◆ AIM ◆
How many lines of these records hold the string "マイホーム点検"? Reply with the number alone.

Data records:
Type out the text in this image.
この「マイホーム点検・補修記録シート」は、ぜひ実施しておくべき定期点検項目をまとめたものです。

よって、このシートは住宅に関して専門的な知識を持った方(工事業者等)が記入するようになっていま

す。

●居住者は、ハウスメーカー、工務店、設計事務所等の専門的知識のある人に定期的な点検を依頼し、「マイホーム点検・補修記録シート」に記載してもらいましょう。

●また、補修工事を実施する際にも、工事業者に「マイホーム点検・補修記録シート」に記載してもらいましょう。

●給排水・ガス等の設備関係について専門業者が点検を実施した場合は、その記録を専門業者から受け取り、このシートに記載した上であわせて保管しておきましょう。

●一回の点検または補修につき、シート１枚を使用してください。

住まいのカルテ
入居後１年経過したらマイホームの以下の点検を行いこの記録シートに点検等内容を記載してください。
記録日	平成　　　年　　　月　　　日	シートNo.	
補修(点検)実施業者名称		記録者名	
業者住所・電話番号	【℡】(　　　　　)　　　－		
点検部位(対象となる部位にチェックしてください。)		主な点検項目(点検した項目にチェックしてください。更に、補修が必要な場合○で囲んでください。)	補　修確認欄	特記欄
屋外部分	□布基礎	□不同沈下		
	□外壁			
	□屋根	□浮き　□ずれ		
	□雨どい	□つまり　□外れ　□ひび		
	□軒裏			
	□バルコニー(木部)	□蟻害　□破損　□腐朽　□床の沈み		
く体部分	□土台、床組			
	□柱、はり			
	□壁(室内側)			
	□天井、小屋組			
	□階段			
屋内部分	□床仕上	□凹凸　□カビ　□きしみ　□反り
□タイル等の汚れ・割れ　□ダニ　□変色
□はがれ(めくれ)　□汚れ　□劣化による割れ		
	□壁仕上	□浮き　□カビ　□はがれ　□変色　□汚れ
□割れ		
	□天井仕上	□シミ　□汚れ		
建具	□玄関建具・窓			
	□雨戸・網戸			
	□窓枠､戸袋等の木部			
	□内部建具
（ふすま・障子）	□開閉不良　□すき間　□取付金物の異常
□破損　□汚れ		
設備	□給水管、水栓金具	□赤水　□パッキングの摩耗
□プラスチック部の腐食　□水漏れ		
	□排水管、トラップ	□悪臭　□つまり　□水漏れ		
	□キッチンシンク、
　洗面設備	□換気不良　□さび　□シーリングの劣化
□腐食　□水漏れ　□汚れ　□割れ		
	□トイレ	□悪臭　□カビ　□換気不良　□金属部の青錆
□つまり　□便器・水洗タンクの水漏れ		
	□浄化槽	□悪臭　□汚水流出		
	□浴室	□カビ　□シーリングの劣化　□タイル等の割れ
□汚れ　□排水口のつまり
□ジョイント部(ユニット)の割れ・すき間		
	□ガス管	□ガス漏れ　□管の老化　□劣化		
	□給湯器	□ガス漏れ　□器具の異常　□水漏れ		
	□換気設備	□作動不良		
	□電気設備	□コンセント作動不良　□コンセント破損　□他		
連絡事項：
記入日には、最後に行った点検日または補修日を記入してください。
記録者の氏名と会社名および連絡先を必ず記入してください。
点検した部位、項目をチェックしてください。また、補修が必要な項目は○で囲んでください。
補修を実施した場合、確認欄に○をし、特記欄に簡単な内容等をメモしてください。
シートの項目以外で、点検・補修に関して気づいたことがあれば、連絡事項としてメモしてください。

◆ REPLY ◆
3